Pure London Blog

14 Oct 2020

Celebrating Black History Month with Jokotola Edu-Phillips

Celebrating Black History Month with Jokotola Edu-Phillips

In the current climate, Black History Month 2020 is more important than ever. As the world celebrates the contributions of black creatives, intellectuals and activists, we've taken the opportunity to catch up with Nigerian designer Jokotola Edu-Phillips, to find out more about her brand and her heritage following her appearance at Fashion Together back in September. 

How do your Nigerian roots influence your designs?

My history is an integral part of my roots.

For years, I have been drawn to the quality over quantity values that my parents and grandparents espoused. They always preferred to buy fewer quality items that will last a long time. This in turn influenced my childhood and how my mother dressed us as her children. From primary school, my mother started buying me real gold earrings, which I had a habit of always losing one earring. This continued until she forced me to wear two different earrings (the single pieces that I always returned with) for a full year which I surprisingly did not lose. I think the embarrassment of being told by different people over and over again that my earrings were different made me more mindful in caring for my things. This is why when my mother gave me my first gold necklace when I was 10 years old, a piece that I still have more than 2 decades later, I took good care of it and plan to pass it down to my daughter. Although I briefly deviated from this value when I moved to the United States by diving into the world of fast fashion, I soon learnt how wasteful and unsustainable that lifestyle was.

In returning to Nigeria, I quickly learnt that it was important to understand that my identity was not simply rooted in my wardrobe and I had to focus on creating my own style and stop chasing after fleeting trends. This is why it is important that at Joko Edu, we create classic items that can be worn over a long period of time. I want custodians of Joko Edu products to be able to pass it down to future generations.

"A lot of Nigerian cultures are bright and colourful, with our colours even signifying different meanings. For instance, in Yoruba culture, my ethnic group, Alaari aso-oke, a wine-coloured woven fabric, is usually worn for celebratory events"

Another way that my heritage has influenced my designs is that I am drawn to bright colours. A lot of Nigerian cultures are bright and colourful, with our colours even signifying different meanings. For instance, in Yoruba culture, my ethnic group, Alaari aso-oke, a wine coloured woven fabric, is usually worn for celebratory events such as weddings, the birth of a child or the celebration of a chieftaincy title. Although our use of colours do not always mean the same as they do in Yoruba culture, our handbags come in many shades and patterns, an important part of our culture.

woman sitting outside with a maroon bag

What does inclusivity in the fashion industry mean to you?

> **Prompt A**
In the interview, how old was the designer when her mother gave her her first gold necklace?
> **Prompt B**
Write the next part of the interview with Jokotola Edu-Phillips, picking up after its last line.
The items that follow were taken from a different source than the interview.

(Visual layout records)
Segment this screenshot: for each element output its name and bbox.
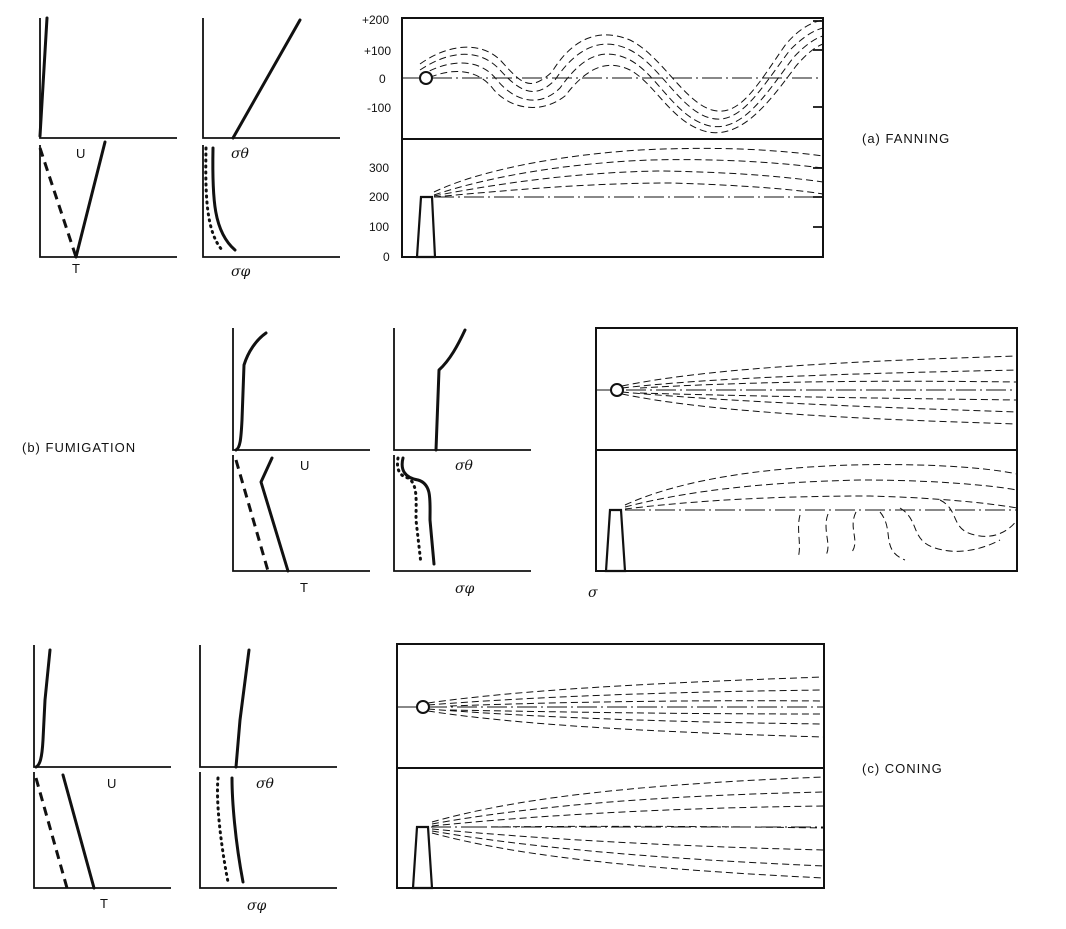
case-b-sigma-phi-profile: σφ <box>393 455 531 597</box>
case-a-plan-tick-3: 0 <box>379 72 386 86</box>
case-b-fumigation: (b) FUMIGATION U T σθ σφ <box>22 327 1018 601</box>
case-c-sigma-phi-label: σφ <box>247 898 267 914</box>
case-b-sigma-theta-label: σθ <box>455 458 474 474</box>
case-a-t-profile: T <box>38 140 177 276</box>
case-b-stack <box>604 508 627 573</box>
case-a-u-label: U <box>76 146 85 161</box>
case-a-plan-tick-4: -100 <box>367 101 391 115</box>
case-b-elevation-view: σ <box>588 449 1018 601</box>
case-c-title: (c) CONING <box>862 761 943 776</box>
case-b-plan-view <box>595 327 1018 451</box>
case-c-sigma-phi-profile: σφ <box>199 772 337 914</box>
case-c-stack <box>411 825 434 890</box>
case-c-sigma-theta-profile: σθ <box>199 645 337 792</box>
case-a-elev-tick-2: 200 <box>369 190 389 204</box>
case-a-elev-tick-3: 100 <box>369 220 389 234</box>
case-a-elevation-view: 300 200 100 0 <box>369 138 824 264</box>
case-a-fanning: U T σθ σφ <box>38 13 950 280</box>
case-a-stack <box>415 195 437 259</box>
case-a-sigma-theta-profile: σθ <box>202 18 340 162</box>
case-c-plan-view <box>396 643 825 769</box>
case-a-sigma-phi-label: σφ <box>231 264 251 280</box>
case-a-sigma-theta-label: σθ <box>231 146 250 162</box>
case-b-u-label: U <box>300 458 309 473</box>
case-b-t-label: T <box>300 580 308 595</box>
case-b-sigma-theta-profile: σθ <box>393 328 531 474</box>
case-c-elevation-view <box>396 767 825 890</box>
case-b-t-profile: T <box>232 455 370 595</box>
case-a-plan-tick-1: +200 <box>362 13 389 27</box>
case-c-u-profile: U <box>33 645 171 791</box>
case-c-t-profile: T <box>33 772 171 911</box>
case-a-sigma-phi-profile: σφ <box>202 145 340 280</box>
case-a-u-profile: U <box>38 16 177 161</box>
case-c-t-label: T <box>100 896 108 911</box>
case-c-sigma-theta-label: σθ <box>256 776 275 792</box>
case-a-elev-tick-1: 300 <box>369 161 389 175</box>
case-b-u-profile: U <box>232 328 370 473</box>
case-a-elev-tick-4: 0 <box>383 250 390 264</box>
case-b-title: (b) FUMIGATION <box>22 440 136 455</box>
case-c-source-marker <box>416 700 430 714</box>
case-a-source-marker <box>419 71 433 85</box>
case-c-u-label: U <box>107 776 116 791</box>
case-a-title: (a) FANNING <box>862 131 950 146</box>
case-a-plan-view: +200 +100 0 -100 <box>362 13 824 140</box>
case-a-plan-tick-2: +100 <box>364 44 391 58</box>
case-b-source-marker <box>610 383 624 397</box>
case-c-coning: U T σθ σφ <box>33 643 943 914</box>
case-a-t-label: T <box>72 261 80 276</box>
case-b-sigma-phi-label: σφ <box>455 581 475 597</box>
case-b-sigma-label: σ <box>588 585 598 601</box>
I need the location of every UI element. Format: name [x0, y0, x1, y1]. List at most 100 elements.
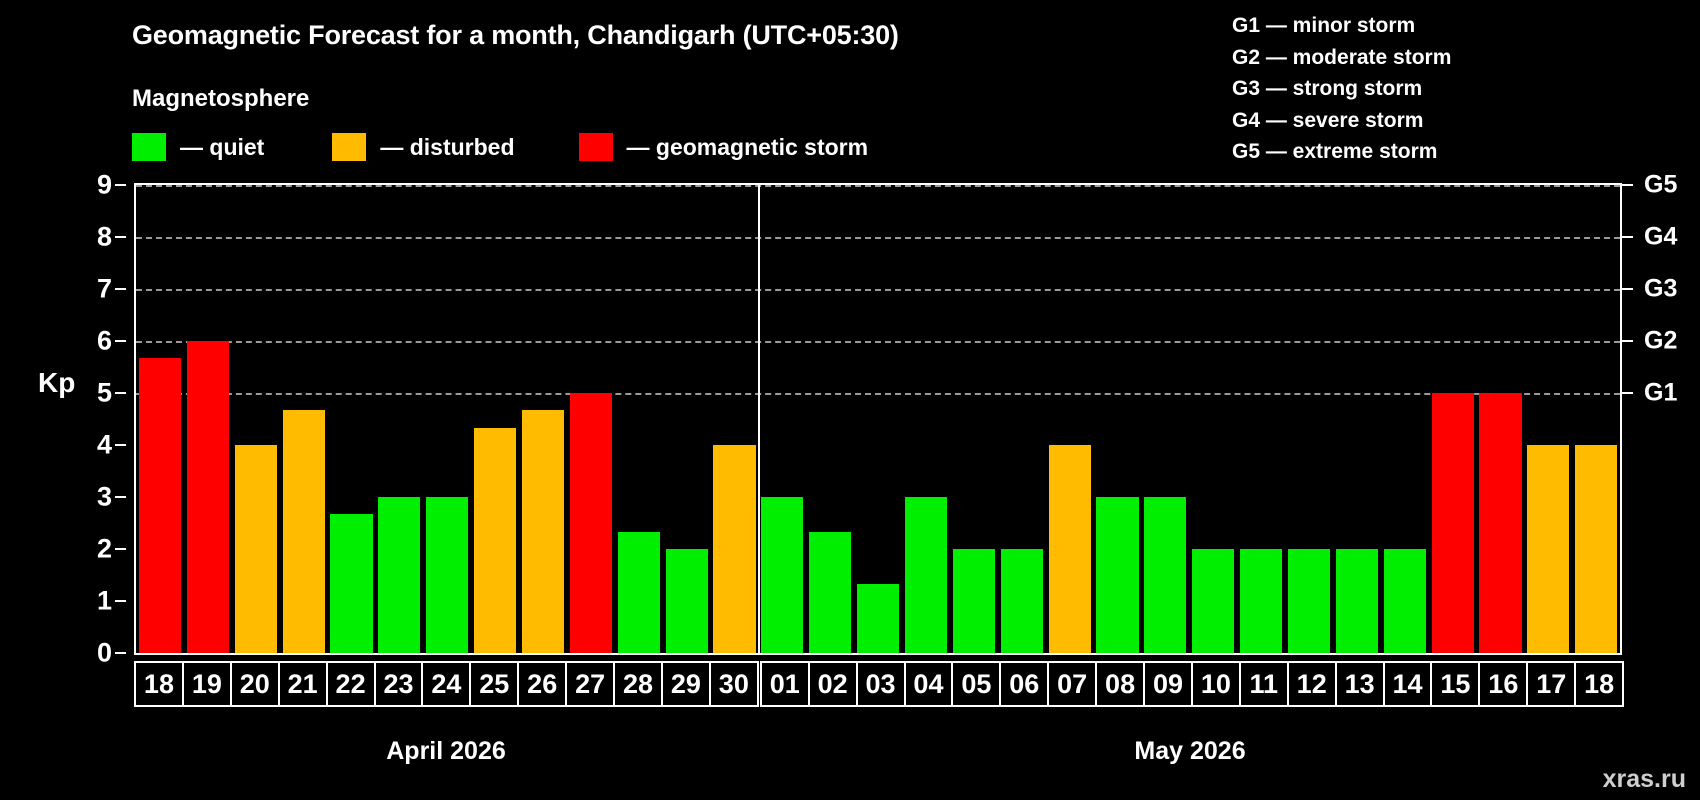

> **Exercise output A**
She was 10 years old.

> **Exercise output B**
Inclusivity in fashion means creating a brand that connects to its audiences’ different needs through relatable storytelling, products and services. Most times, when I flip through fashion magazines, I am usually bored because I see pictorials, editorials and other content that I don’t understand or cannot relate to. The air of mystique and fantasy woven within the fashion industry will probably get an A+ for creativity but this doesn’t mean much when it does not speak to my real needs or concerns.

With Joko Edu, I want to tell stories that are largely ignored by mainstream fashion brands, stories depicting weakness, struggle, pain and how one has learnt to live with it or overcome it altogether. This is very important to me because I know that when I personally battled feelings of purposelessness and unending sadness (still not sure if it was depression), I connected more with brands that told real stories, the ones that were not afraid to show the unattractive side and how they dealt with it. This lifted me up and served as a form of encouragement and inspiration. Of course, we want to also share the success stories and tell feel good stories too but we have to be honest, that is usually interwoven with seasons of downfall too.

"With Joko Edu, I want to tell stories that are largely ignored by mainstream fashion brands, stories depicting weakness, struggle, pain and how one has learnt to live with it or overcome it altogether"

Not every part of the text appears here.